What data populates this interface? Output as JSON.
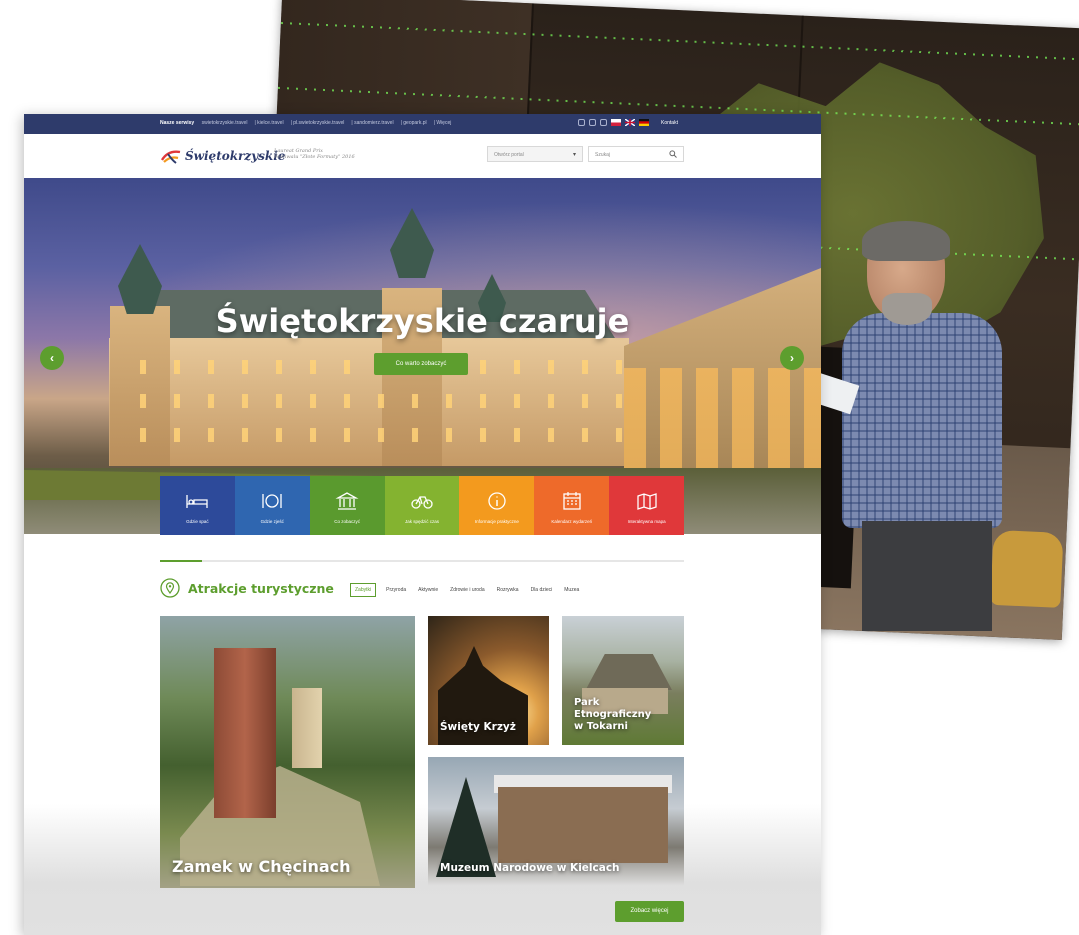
{
  "topbar": {
    "label": "Nasze serwisy",
    "links": [
      "swietokrzyskie.travel",
      "kielce.travel",
      "pl.swietokrzyskie.travel",
      "sandomierz.travel",
      "geopark.pl",
      "Więcej"
    ],
    "contact": "Kontakt",
    "color": "#2e3b6b"
  },
  "header": {
    "logo": "Świętokrzyskie",
    "award_line1": "Laureat Grand Prix",
    "award_line2": "Festiwalu \"Złote Formaty\" 2016",
    "select_placeholder": "Otwórz portal",
    "search_placeholder": "Szukaj"
  },
  "hero": {
    "title": "Świętokrzyskie czaruje",
    "button": "Co warto zobaczyć",
    "prev_icon": "chevron-left-icon",
    "next_icon": "chevron-right-icon"
  },
  "tiles": [
    {
      "label": "Gdzie spać",
      "icon": "bed-icon",
      "color": "#2d4a9a"
    },
    {
      "label": "Gdzie zjeść",
      "icon": "plate-icon",
      "color": "#2f66b0"
    },
    {
      "label": "Co zobaczyć",
      "icon": "museum-icon",
      "color": "#5a9a2e"
    },
    {
      "label": "Jak spędzić czas",
      "icon": "bike-icon",
      "color": "#84b330"
    },
    {
      "label": "Informacje praktyczne",
      "icon": "info-icon",
      "color": "#f39a1e"
    },
    {
      "label": "Kalendarz wydarzeń",
      "icon": "calendar-icon",
      "color": "#ee6a2a"
    },
    {
      "label": "Interaktywna mapa",
      "icon": "map-icon",
      "color": "#e0383a"
    }
  ],
  "attractions": {
    "title": "Atrakcje turystyczne",
    "categories": [
      "Zabytki",
      "Przyroda",
      "Aktywnie",
      "Zdrowie i uroda",
      "Rozrywka",
      "Dla dzieci",
      "Muzea"
    ],
    "active_category": "Zabytki",
    "cards": {
      "zamek": "Zamek w Chęcinach",
      "krzyz": "Święty Krzyż",
      "park": "Park Etnograficzny w Tokarni",
      "muzeum": "Muzeum Narodowe w Kielcach"
    },
    "see_more": "Zobacz więcej"
  },
  "colors": {
    "accent": "#5d9e2e",
    "navy": "#2e3b6b"
  }
}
####################
■ **What you need to do**
Reproduce every record above exactly, omitting the pictures.

■ **Task response**
What data populates this interface? Output as JSON.
{
  "topbar": {
    "label": "Nasze serwisy",
    "links": [
      "swietokrzyskie.travel",
      "kielce.travel",
      "pl.swietokrzyskie.travel",
      "sandomierz.travel",
      "geopark.pl",
      "Więcej"
    ],
    "contact": "Kontakt",
    "color": "#2e3b6b"
  },
  "header": {
    "logo": "Świętokrzyskie",
    "award_line1": "Laureat Grand Prix",
    "award_line2": "Festiwalu \"Złote Formaty\" 2016",
    "select_placeholder": "Otwórz portal",
    "search_placeholder": "Szukaj"
  },
  "hero": {
    "title": "Świętokrzyskie czaruje",
    "button": "Co warto zobaczyć",
    "prev_icon": "chevron-left-icon",
    "next_icon": "chevron-right-icon"
  },
  "tiles": [
    {
      "label": "Gdzie spać",
      "icon": "bed-icon",
      "color": "#2d4a9a"
    },
    {
      "label": "Gdzie zjeść",
      "icon": "plate-icon",
      "color": "#2f66b0"
    },
    {
      "label": "Co zobaczyć",
      "icon": "museum-icon",
      "color": "#5a9a2e"
    },
    {
      "label": "Jak spędzić czas",
      "icon": "bike-icon",
      "color": "#84b330"
    },
    {
      "label": "Informacje praktyczne",
      "icon": "info-icon",
      "color": "#f39a1e"
    },
    {
      "label": "Kalendarz wydarzeń",
      "icon": "calendar-icon",
      "color": "#ee6a2a"
    },
    {
      "label": "Interaktywna mapa",
      "icon": "map-icon",
      "color": "#e0383a"
    }
  ],
  "attractions": {
    "title": "Atrakcje turystyczne",
    "categories": [
      "Zabytki",
      "Przyroda",
      "Aktywnie",
      "Zdrowie i uroda",
      "Rozrywka",
      "Dla dzieci",
      "Muzea"
    ],
    "active_category": "Zabytki",
    "cards": {
      "zamek": "Zamek w Chęcinach",
      "krzyz": "Święty Krzyż",
      "park": "Park Etnograficzny w Tokarni",
      "muzeum": "Muzeum Narodowe w Kielcach"
    },
    "see_more": "Zobacz więcej"
  },
  "colors": {
    "accent": "#5d9e2e",
    "navy": "#2e3b6b"
  }
}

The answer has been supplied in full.